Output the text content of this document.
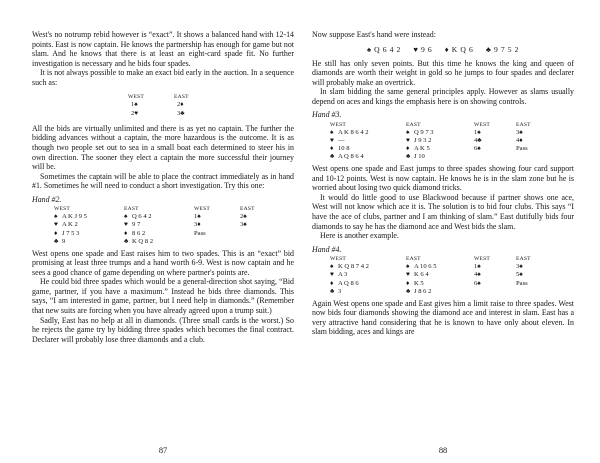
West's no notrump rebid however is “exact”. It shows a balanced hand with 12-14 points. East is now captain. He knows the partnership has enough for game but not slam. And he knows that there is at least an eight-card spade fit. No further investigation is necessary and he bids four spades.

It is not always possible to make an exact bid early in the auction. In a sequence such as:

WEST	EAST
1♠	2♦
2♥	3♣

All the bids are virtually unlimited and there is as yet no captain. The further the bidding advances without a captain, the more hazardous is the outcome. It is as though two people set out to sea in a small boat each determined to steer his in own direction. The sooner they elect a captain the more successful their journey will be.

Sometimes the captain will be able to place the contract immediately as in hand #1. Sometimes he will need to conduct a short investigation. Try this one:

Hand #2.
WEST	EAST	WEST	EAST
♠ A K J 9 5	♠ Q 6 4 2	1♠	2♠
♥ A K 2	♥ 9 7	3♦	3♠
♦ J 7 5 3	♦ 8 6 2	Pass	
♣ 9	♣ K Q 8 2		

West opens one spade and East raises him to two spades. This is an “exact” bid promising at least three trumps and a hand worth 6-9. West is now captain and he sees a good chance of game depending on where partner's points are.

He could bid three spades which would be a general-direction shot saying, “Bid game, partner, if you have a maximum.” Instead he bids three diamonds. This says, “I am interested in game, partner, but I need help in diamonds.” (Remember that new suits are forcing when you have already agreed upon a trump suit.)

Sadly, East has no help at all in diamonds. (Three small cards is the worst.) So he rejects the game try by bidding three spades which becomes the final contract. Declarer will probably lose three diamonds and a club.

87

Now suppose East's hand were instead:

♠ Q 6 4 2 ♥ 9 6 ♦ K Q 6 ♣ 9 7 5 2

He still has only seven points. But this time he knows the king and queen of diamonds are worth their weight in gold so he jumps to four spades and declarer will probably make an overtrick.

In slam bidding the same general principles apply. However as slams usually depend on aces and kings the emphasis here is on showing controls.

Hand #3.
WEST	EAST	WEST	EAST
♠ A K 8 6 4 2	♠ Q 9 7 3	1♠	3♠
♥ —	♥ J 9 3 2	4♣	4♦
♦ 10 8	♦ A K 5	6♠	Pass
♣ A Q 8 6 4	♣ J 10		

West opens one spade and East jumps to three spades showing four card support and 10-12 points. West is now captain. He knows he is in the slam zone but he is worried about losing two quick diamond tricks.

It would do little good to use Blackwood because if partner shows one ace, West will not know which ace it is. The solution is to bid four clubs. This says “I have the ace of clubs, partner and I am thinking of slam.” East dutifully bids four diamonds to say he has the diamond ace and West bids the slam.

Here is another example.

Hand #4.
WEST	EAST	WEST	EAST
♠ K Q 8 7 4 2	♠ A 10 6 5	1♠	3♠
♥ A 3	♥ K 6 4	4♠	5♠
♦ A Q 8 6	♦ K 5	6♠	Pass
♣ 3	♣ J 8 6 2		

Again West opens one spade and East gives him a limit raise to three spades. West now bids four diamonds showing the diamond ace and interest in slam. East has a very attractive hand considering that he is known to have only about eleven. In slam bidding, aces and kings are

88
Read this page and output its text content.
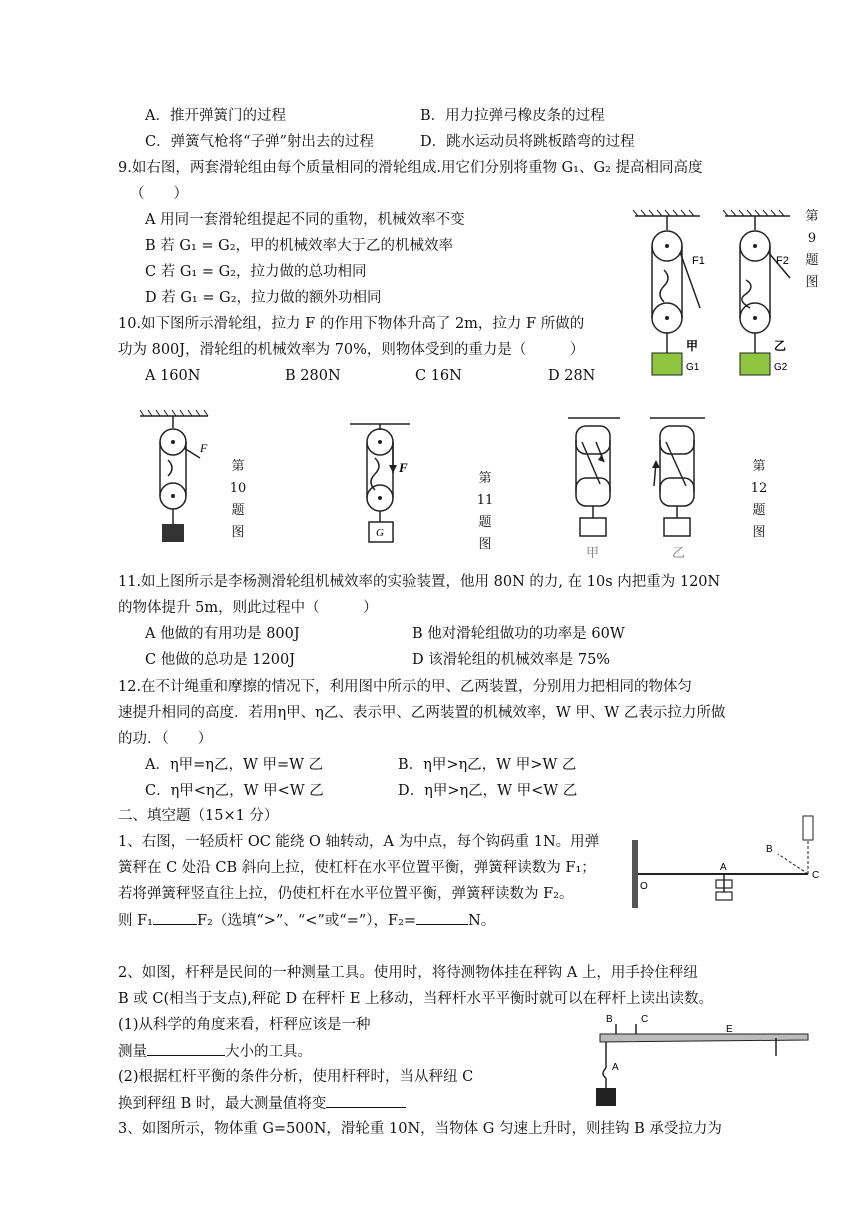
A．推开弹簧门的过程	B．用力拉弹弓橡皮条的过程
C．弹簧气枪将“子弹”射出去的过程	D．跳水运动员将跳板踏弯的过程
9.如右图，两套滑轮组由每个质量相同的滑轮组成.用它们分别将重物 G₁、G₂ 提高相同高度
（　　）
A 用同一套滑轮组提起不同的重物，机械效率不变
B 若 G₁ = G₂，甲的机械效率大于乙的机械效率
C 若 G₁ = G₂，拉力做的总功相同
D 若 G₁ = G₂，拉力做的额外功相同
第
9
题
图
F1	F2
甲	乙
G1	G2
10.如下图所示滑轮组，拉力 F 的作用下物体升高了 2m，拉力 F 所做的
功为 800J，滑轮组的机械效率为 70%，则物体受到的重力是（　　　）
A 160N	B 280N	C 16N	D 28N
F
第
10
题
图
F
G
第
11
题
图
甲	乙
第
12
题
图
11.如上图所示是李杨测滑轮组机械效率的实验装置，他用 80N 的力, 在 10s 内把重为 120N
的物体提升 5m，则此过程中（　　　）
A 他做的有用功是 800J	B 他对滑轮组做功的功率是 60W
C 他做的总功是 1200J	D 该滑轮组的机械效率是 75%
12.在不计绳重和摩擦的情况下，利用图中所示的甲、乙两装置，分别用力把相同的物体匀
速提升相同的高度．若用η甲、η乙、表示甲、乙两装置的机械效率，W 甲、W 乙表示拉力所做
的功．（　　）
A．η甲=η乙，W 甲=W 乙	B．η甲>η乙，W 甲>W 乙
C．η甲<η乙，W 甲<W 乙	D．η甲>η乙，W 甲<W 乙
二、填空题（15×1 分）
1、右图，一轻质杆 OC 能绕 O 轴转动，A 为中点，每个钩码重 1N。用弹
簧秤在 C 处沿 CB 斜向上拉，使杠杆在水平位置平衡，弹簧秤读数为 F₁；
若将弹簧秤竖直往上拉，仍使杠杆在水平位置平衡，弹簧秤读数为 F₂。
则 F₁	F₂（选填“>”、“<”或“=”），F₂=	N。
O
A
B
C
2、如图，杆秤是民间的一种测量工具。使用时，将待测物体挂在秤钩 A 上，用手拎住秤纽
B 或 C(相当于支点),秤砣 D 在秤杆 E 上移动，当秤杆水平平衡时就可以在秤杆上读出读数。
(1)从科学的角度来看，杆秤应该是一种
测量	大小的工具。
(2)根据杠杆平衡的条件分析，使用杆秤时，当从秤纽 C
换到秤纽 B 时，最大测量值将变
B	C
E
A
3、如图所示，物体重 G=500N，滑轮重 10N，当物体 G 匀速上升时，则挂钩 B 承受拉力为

::::::::

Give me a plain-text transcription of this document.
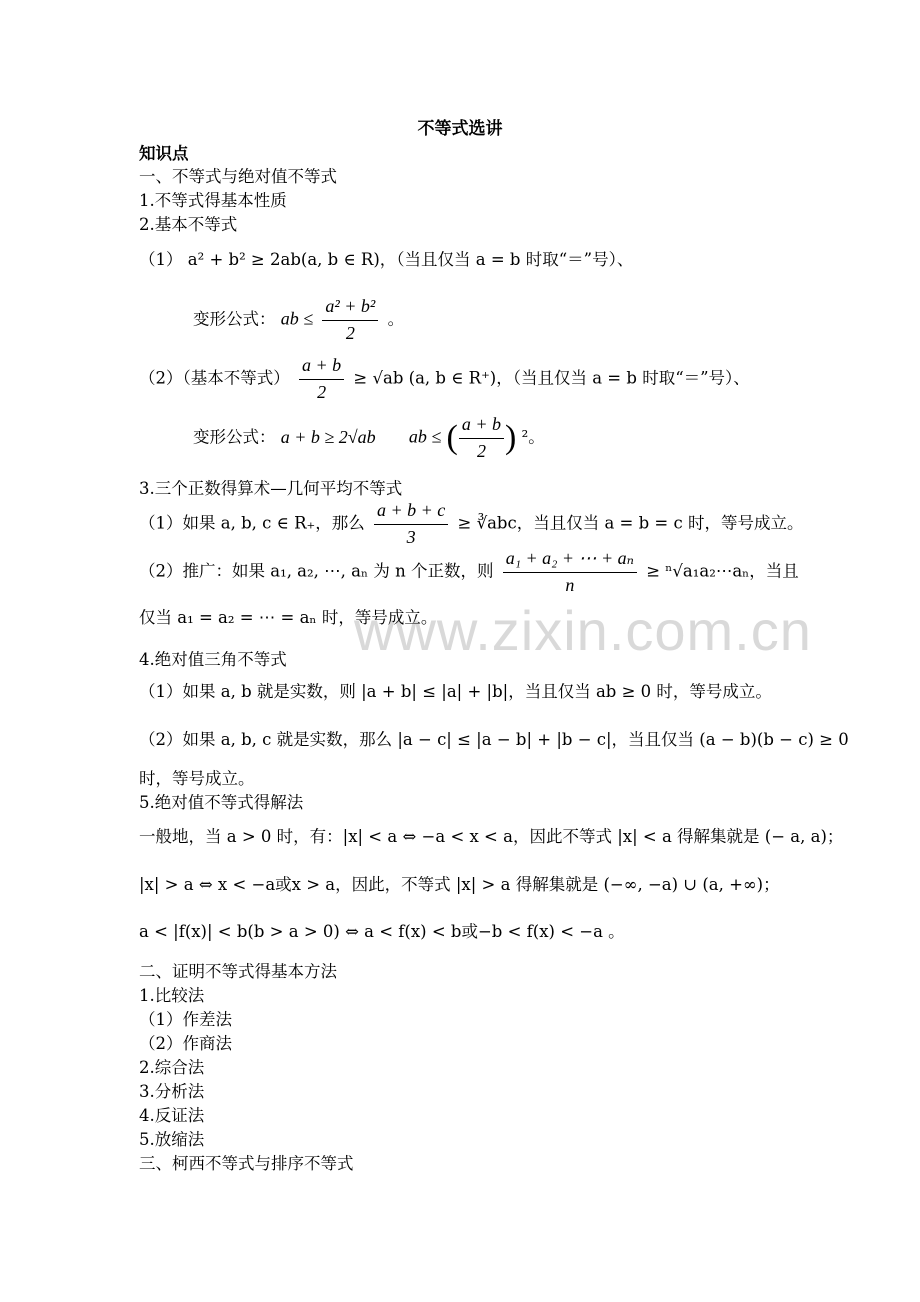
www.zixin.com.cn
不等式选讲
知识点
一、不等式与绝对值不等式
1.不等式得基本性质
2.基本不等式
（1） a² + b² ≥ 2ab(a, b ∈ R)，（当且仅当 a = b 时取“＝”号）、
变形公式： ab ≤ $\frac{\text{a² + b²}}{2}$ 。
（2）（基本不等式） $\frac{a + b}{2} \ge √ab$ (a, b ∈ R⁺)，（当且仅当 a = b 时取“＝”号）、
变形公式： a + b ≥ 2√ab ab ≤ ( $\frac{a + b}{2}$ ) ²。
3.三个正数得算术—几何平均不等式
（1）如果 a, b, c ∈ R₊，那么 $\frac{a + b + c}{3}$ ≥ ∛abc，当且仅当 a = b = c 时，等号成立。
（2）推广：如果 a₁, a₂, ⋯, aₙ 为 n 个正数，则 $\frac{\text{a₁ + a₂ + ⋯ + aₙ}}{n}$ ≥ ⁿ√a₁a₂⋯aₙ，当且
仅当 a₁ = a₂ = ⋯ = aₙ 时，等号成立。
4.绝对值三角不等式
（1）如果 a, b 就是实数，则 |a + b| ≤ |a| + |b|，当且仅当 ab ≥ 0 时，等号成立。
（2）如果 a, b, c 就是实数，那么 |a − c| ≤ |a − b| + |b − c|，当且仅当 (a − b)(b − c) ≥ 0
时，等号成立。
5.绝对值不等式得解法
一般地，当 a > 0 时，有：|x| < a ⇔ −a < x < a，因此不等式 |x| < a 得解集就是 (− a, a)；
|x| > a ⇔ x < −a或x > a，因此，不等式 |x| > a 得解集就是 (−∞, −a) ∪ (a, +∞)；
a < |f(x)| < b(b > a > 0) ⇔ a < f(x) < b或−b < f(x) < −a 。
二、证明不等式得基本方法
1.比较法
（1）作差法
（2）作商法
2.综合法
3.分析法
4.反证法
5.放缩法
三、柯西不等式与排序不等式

::::::::

What you will do:
Identify every line above with the string "frac" in it. Copy those lines.

The reply:
变形公式： ab ≤ $\frac{\text{a² + b²}}{2}$ 。
（2）（基本不等式） $\frac{a + b}{2} \ge √ab$ (a, b ∈ R⁺)，（当且仅当 a = b 时取“＝”号）、
变形公式： a + b ≥ 2√ab ab ≤ ( $\frac{a + b}{2}$ ) ²。
（1）如果 a, b, c ∈ R₊，那么 $\frac{a + b + c}{3}$ ≥ ∛abc，当且仅当 a = b = c 时，等号成立。
（2）推广：如果 a₁, a₂, ⋯, aₙ 为 n 个正数，则 $\frac{\text{a₁ + a₂ + ⋯ + aₙ}}{n}$ ≥ ⁿ√a₁a₂⋯aₙ，当且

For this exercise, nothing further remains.